» **DO THIS**: Write out the whole listing again, exactly as given.
---*---
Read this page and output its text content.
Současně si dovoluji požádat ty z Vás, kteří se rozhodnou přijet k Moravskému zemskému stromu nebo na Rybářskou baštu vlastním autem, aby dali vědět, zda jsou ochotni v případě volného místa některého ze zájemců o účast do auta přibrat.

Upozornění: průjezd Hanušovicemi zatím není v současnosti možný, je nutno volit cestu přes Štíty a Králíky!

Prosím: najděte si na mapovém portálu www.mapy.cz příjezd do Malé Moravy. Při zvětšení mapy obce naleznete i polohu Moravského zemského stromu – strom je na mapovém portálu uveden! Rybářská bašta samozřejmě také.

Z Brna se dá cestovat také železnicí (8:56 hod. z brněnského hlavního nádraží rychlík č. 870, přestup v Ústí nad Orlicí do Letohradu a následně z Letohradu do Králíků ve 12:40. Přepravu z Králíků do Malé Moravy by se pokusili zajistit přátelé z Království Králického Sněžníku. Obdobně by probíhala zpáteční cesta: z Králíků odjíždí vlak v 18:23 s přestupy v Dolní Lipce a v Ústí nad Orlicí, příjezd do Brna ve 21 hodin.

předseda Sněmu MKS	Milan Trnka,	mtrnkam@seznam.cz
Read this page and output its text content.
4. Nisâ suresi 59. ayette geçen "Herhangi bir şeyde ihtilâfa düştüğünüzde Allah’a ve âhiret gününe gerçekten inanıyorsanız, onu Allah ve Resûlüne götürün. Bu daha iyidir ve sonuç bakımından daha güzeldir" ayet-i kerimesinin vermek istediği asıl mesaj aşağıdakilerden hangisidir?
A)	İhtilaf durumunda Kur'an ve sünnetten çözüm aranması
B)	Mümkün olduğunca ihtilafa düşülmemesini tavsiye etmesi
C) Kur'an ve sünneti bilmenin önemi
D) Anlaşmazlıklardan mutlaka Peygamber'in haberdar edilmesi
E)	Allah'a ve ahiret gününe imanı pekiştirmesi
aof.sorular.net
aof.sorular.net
---*---
» **TASK RESPONSE**:
Read this page and output its text content.
Současně si dovoluji požádat ty z Vás, kteří se rozhodnou přijet k Moravskému zemskému stromu nebo na Rybářskou baštu vlastním autem, aby dali vědět, zda jsou ochotni v případě volného místa některého ze zájemců o účast do auta přibrat.

Upozornění: průjezd Hanušovicemi zatím není v současnosti možný, je nutno volit cestu přes Štíty a Králíky!

Prosím: najděte si na mapovém portálu www.mapy.cz příjezd do Malé Moravy. Při zvětšení mapy obce naleznete i polohu Moravského zemského stromu – strom je na mapovém portálu uveden! Rybářská bašta samozřejmě také.

Z Brna se dá cestovat také železnicí (8:56 hod. z brněnského hlavního nádraží rychlík č. 870, přestup v Ústí nad Orlicí do Letohradu a následně z Letohradu do Králíků ve 12:40. Přepravu z Králíků do Malé Moravy by se pokusili zajistit přátelé z Království Králického Sněžníku. Obdobně by probíhala zpáteční cesta: z Králíků odjíždí vlak v 18:23 s přestupy v Dolní Lipce a v Ústí nad Orlicí, příjezd do Brna ve 21 hodin.

předseda Sněmu MKS	Milan Trnka,	mtrnkam@seznam.cz
Read this page and output its text content.
4. Nisâ suresi 59. ayette geçen "Herhangi bir şeyde ihtilâfa düştüğünüzde Allah’a ve âhiret gününe gerçekten inanıyorsanız, onu Allah ve Resûlüne götürün. Bu daha iyidir ve sonuç bakımından daha güzeldir" ayet-i kerimesinin vermek istediği asıl mesaj aşağıdakilerden hangisidir?
A)	İhtilaf durumunda Kur'an ve sünnetten çözüm aranması
B)	Mümkün olduğunca ihtilafa düşülmemesini tavsiye etmesi
C) Kur'an ve sünneti bilmenin önemi
D) Anlaşmazlıklardan mutlaka Peygamber'in haberdar edilmesi
E)	Allah'a ve ahiret gününe imanı pekiştirmesi
aof.sorular.net
aof.sorular.net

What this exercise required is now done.